Start of PROVIDED RECORDS
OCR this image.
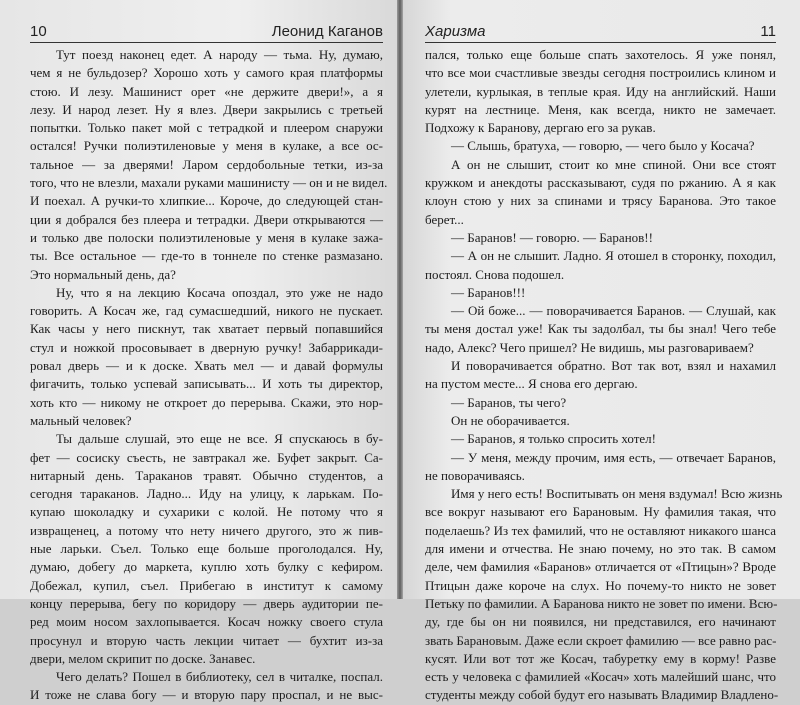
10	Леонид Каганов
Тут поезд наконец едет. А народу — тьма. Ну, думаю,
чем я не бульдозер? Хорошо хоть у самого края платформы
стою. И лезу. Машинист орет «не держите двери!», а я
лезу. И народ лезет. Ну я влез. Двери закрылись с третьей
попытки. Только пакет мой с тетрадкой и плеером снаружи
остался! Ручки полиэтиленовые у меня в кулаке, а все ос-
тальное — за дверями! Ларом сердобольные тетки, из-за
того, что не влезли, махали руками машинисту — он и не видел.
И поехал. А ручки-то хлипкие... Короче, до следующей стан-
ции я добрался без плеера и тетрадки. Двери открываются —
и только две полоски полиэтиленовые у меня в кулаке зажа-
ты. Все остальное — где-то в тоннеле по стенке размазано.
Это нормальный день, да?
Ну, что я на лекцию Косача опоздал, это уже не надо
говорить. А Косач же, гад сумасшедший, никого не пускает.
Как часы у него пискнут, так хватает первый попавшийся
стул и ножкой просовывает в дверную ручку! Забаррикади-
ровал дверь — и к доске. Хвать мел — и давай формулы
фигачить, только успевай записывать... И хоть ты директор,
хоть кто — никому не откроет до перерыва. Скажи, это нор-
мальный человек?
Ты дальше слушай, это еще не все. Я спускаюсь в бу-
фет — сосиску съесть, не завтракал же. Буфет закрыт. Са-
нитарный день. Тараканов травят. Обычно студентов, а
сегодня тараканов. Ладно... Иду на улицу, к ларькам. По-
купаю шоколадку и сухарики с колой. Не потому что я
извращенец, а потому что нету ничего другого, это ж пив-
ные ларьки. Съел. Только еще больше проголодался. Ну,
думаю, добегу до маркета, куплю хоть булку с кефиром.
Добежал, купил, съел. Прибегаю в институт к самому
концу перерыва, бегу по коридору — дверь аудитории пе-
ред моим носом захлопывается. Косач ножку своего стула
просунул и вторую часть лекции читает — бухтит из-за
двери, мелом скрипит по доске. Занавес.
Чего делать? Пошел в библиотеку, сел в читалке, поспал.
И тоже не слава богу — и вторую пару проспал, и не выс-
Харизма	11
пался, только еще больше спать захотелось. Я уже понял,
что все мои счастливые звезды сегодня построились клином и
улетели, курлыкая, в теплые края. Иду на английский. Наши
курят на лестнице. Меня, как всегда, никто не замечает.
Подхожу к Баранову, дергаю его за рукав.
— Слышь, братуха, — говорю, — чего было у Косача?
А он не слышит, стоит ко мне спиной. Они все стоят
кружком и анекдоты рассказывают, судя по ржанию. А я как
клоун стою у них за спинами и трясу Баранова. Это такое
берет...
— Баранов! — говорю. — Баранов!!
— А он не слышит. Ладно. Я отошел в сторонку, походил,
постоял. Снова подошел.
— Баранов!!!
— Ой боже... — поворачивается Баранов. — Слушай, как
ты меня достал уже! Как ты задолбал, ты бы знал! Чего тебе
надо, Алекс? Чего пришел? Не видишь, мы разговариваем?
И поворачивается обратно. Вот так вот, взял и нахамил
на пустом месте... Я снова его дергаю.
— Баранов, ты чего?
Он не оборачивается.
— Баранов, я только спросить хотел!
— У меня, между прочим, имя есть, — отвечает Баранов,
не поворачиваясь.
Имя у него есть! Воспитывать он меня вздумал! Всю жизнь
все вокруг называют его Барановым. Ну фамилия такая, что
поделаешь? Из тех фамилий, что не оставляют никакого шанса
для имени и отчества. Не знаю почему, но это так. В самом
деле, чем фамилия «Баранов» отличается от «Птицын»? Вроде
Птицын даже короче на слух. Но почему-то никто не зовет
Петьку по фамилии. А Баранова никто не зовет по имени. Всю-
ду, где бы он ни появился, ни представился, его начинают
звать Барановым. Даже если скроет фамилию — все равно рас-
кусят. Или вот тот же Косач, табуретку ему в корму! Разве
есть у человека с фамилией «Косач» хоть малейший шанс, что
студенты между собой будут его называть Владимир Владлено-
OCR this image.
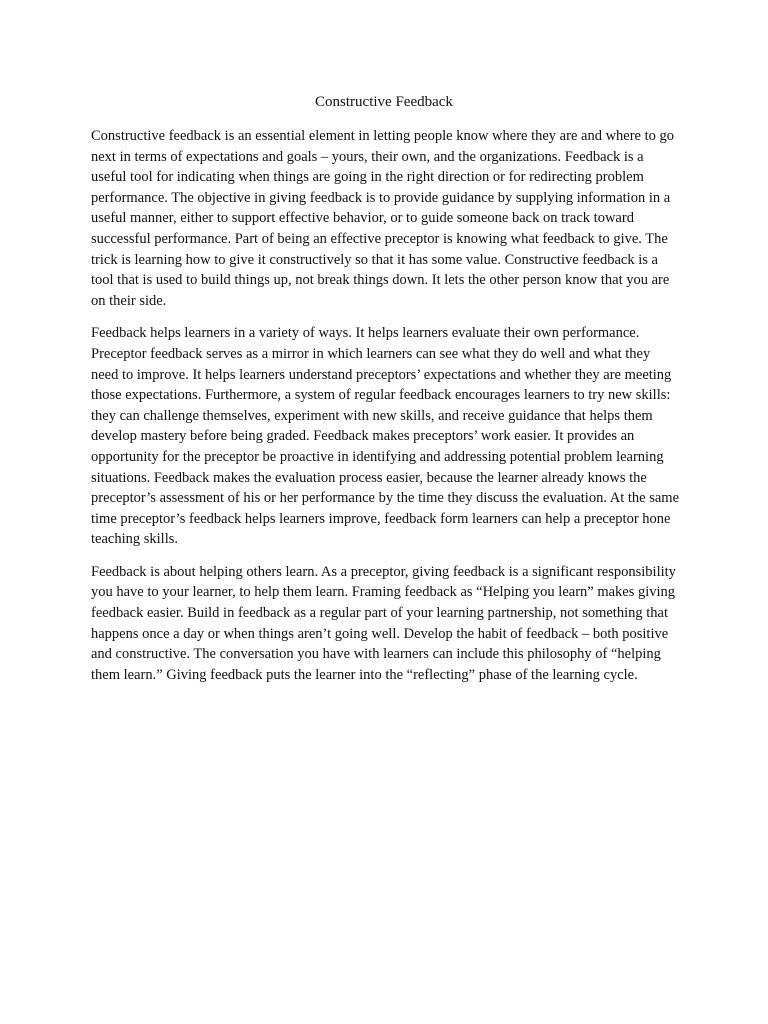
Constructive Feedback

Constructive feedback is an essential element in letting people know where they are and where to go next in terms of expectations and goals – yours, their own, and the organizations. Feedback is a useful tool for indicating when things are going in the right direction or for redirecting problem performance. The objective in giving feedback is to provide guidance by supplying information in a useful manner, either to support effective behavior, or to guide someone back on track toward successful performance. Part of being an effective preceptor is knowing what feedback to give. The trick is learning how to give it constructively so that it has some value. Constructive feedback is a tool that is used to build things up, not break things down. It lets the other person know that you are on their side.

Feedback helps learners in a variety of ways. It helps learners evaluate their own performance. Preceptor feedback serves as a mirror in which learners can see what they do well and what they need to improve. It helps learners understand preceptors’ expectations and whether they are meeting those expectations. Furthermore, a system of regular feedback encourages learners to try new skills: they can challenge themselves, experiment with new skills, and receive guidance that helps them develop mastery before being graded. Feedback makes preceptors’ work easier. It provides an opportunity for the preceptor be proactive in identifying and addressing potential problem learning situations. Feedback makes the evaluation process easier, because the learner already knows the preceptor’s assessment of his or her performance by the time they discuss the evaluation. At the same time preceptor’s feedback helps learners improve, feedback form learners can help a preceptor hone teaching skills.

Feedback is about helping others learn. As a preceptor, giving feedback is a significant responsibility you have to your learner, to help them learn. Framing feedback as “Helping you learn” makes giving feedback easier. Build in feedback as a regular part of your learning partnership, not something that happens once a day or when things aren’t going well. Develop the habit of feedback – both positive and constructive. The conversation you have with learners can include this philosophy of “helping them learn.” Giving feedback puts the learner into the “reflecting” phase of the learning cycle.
End of PROVIDED RECORDS
**TASK REQUIREMENTS**
Omit the pictures and output all of the other material exactly.

**TASK ANSWER**
OCR this image.
10	Леонид Каганов
Тут поезд наконец едет. А народу — тьма. Ну, думаю,
чем я не бульдозер? Хорошо хоть у самого края платформы
стою. И лезу. Машинист орет «не держите двери!», а я
лезу. И народ лезет. Ну я влез. Двери закрылись с третьей
попытки. Только пакет мой с тетрадкой и плеером снаружи
остался! Ручки полиэтиленовые у меня в кулаке, а все ос-
тальное — за дверями! Ларом сердобольные тетки, из-за
того, что не влезли, махали руками машинисту — он и не видел.
И поехал. А ручки-то хлипкие... Короче, до следующей стан-
ции я добрался без плеера и тетрадки. Двери открываются —
и только две полоски полиэтиленовые у меня в кулаке зажа-
ты. Все остальное — где-то в тоннеле по стенке размазано.
Это нормальный день, да?
Ну, что я на лекцию Косача опоздал, это уже не надо
говорить. А Косач же, гад сумасшедший, никого не пускает.
Как часы у него пискнут, так хватает первый попавшийся
стул и ножкой просовывает в дверную ручку! Забаррикади-
ровал дверь — и к доске. Хвать мел — и давай формулы
фигачить, только успевай записывать... И хоть ты директор,
хоть кто — никому не откроет до перерыва. Скажи, это нор-
мальный человек?
Ты дальше слушай, это еще не все. Я спускаюсь в бу-
фет — сосиску съесть, не завтракал же. Буфет закрыт. Са-
нитарный день. Тараканов травят. Обычно студентов, а
сегодня тараканов. Ладно... Иду на улицу, к ларькам. По-
купаю шоколадку и сухарики с колой. Не потому что я
извращенец, а потому что нету ничего другого, это ж пив-
ные ларьки. Съел. Только еще больше проголодался. Ну,
думаю, добегу до маркета, куплю хоть булку с кефиром.
Добежал, купил, съел. Прибегаю в институт к самому
концу перерыва, бегу по коридору — дверь аудитории пе-
ред моим носом захлопывается. Косач ножку своего стула
просунул и вторую часть лекции читает — бухтит из-за
двери, мелом скрипит по доске. Занавес.
Чего делать? Пошел в библиотеку, сел в читалке, поспал.
И тоже не слава богу — и вторую пару проспал, и не выс-
Харизма	11
пался, только еще больше спать захотелось. Я уже понял,
что все мои счастливые звезды сегодня построились клином и
улетели, курлыкая, в теплые края. Иду на английский. Наши
курят на лестнице. Меня, как всегда, никто не замечает.
Подхожу к Баранову, дергаю его за рукав.
— Слышь, братуха, — говорю, — чего было у Косача?
А он не слышит, стоит ко мне спиной. Они все стоят
кружком и анекдоты рассказывают, судя по ржанию. А я как
клоун стою у них за спинами и трясу Баранова. Это такое
берет...
— Баранов! — говорю. — Баранов!!
— А он не слышит. Ладно. Я отошел в сторонку, походил,
постоял. Снова подошел.
— Баранов!!!
— Ой боже... — поворачивается Баранов. — Слушай, как
ты меня достал уже! Как ты задолбал, ты бы знал! Чего тебе
надо, Алекс? Чего пришел? Не видишь, мы разговариваем?
И поворачивается обратно. Вот так вот, взял и нахамил
на пустом месте... Я снова его дергаю.
— Баранов, ты чего?
Он не оборачивается.
— Баранов, я только спросить хотел!
— У меня, между прочим, имя есть, — отвечает Баранов,
не поворачиваясь.
Имя у него есть! Воспитывать он меня вздумал! Всю жизнь
все вокруг называют его Барановым. Ну фамилия такая, что
поделаешь? Из тех фамилий, что не оставляют никакого шанса
для имени и отчества. Не знаю почему, но это так. В самом
деле, чем фамилия «Баранов» отличается от «Птицын»? Вроде
Птицын даже короче на слух. Но почему-то никто не зовет
Петьку по фамилии. А Баранова никто не зовет по имени. Всю-
ду, где бы он ни появился, ни представился, его начинают
звать Барановым. Даже если скроет фамилию — все равно рас-
кусят. Или вот тот же Косач, табуретку ему в корму! Разве
есть у человека с фамилией «Косач» хоть малейший шанс, что
студенты между собой будут его называть Владимир Владлено-
OCR this image.
Constructive Feedback

Constructive feedback is an essential element in letting people know where they are and where to go next in terms of expectations and goals – yours, their own, and the organizations. Feedback is a useful tool for indicating when things are going in the right direction or for redirecting problem performance. The objective in giving feedback is to provide guidance by supplying information in a useful manner, either to support effective behavior, or to guide someone back on track toward successful performance. Part of being an effective preceptor is knowing what feedback to give. The trick is learning how to give it constructively so that it has some value. Constructive feedback is a tool that is used to build things up, not break things down. It lets the other person know that you are on their side.

Feedback helps learners in a variety of ways. It helps learners evaluate their own performance. Preceptor feedback serves as a mirror in which learners can see what they do well and what they need to improve. It helps learners understand preceptors’ expectations and whether they are meeting those expectations. Furthermore, a system of regular feedback encourages learners to try new skills: they can challenge themselves, experiment with new skills, and receive guidance that helps them develop mastery before being graded. Feedback makes preceptors’ work easier. It provides an opportunity for the preceptor be proactive in identifying and addressing potential problem learning situations. Feedback makes the evaluation process easier, because the learner already knows the preceptor’s assessment of his or her performance by the time they discuss the evaluation. At the same time preceptor’s feedback helps learners improve, feedback form learners can help a preceptor hone teaching skills.

Feedback is about helping others learn. As a preceptor, giving feedback is a significant responsibility you have to your learner, to help them learn. Framing feedback as “Helping you learn” makes giving feedback easier. Build in feedback as a regular part of your learning partnership, not something that happens once a day or when things aren’t going well. Develop the habit of feedback – both positive and constructive. The conversation you have with learners can include this philosophy of “helping them learn.” Giving feedback puts the learner into the “reflecting” phase of the learning cycle.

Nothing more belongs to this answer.